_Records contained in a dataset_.
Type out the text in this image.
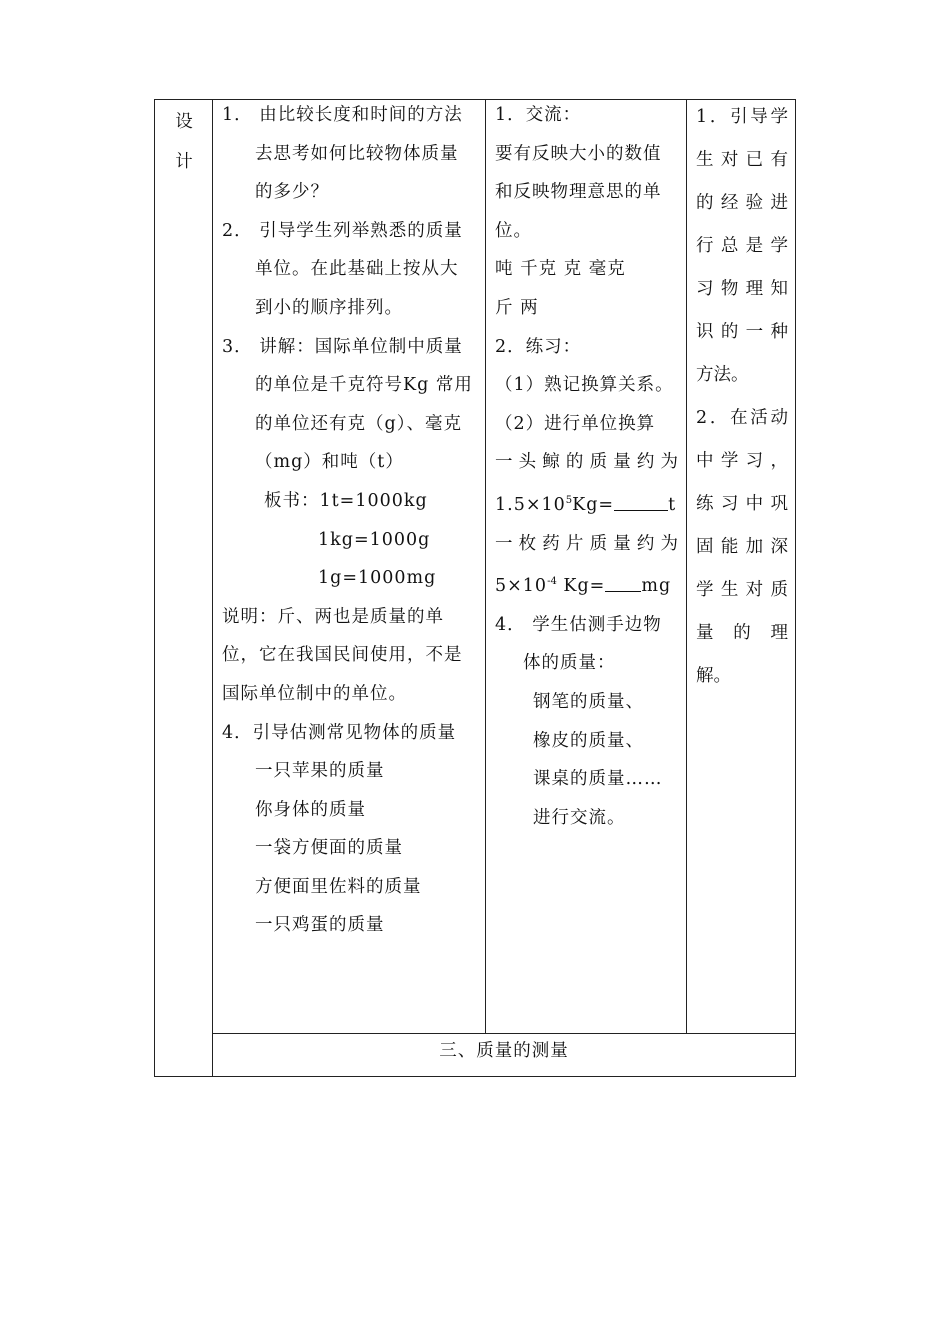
设

计

1． 由比较长度和时间的方法

去思考如何比较物体质量

的多少？

2． 引导学生列举熟悉的质量

单位。在此基础上按从大

到小的顺序排列。

3． 讲解：国际单位制中质量

的单位是千克符号Kg 常用

的单位还有克（g）、毫克

（mg）和吨（t）

板书：1t=1000kg

1kg=1000g

1g=1000mg

说明：斤、两也是质量的单

位，它在我国民间使用，不是

国际单位制中的单位。

4．引导估测常见物体的质量

一只苹果的质量

你身体的质量

一袋方便面的质量

方便面里佐料的质量

一只鸡蛋的质量

1．交流：

要有反映大小的数值

和反映物理意思的单

位。

吨 千克 克 毫克

斤 两

2．练习：

（1）熟记换算关系。

（2）进行单位换算

一头鲸的质量约为

$1.5\times 10^5Kg=$	t

一枚药片质量约为

$5\times 10^{-4}$ Kg= mg

4． 学生估测手边物

体的质量：

钢笔的质量、

橡皮的质量、

课桌的质量……

进行交流。

1．引导学

生对已有

的经验进

行总是学

习物理知

识的一种

方法。

2．在活动

中学习，

练习中巩

固能加深

学生对质

量 的 理

解。

三、质量的测量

_Exercise instructions_.
Transcribe every line in the entries above, taking out only the images.

_Exercise solution_.
Type out the text in this image.
设

计

1． 由比较长度和时间的方法

去思考如何比较物体质量

的多少？

2． 引导学生列举熟悉的质量

单位。在此基础上按从大

到小的顺序排列。

3． 讲解：国际单位制中质量

的单位是千克符号Kg 常用

的单位还有克（g）、毫克

（mg）和吨（t）

板书：1t=1000kg

1kg=1000g

1g=1000mg

说明：斤、两也是质量的单

位，它在我国民间使用，不是

国际单位制中的单位。

4．引导估测常见物体的质量

一只苹果的质量

你身体的质量

一袋方便面的质量

方便面里佐料的质量

一只鸡蛋的质量

1．交流：

要有反映大小的数值

和反映物理意思的单

位。

吨 千克 克 毫克

斤 两

2．练习：

（1）熟记换算关系。

（2）进行单位换算

一头鲸的质量约为

$1.5\times 10^5Kg=$	t

一枚药片质量约为

$5\times 10^{-4}$ Kg= mg

4． 学生估测手边物

体的质量：

钢笔的质量、

橡皮的质量、

课桌的质量……

进行交流。

1．引导学

生对已有

的经验进

行总是学

习物理知

识的一种

方法。

2．在活动

中学习，

练习中巩

固能加深

学生对质

量 的 理

解。

三、质量的测量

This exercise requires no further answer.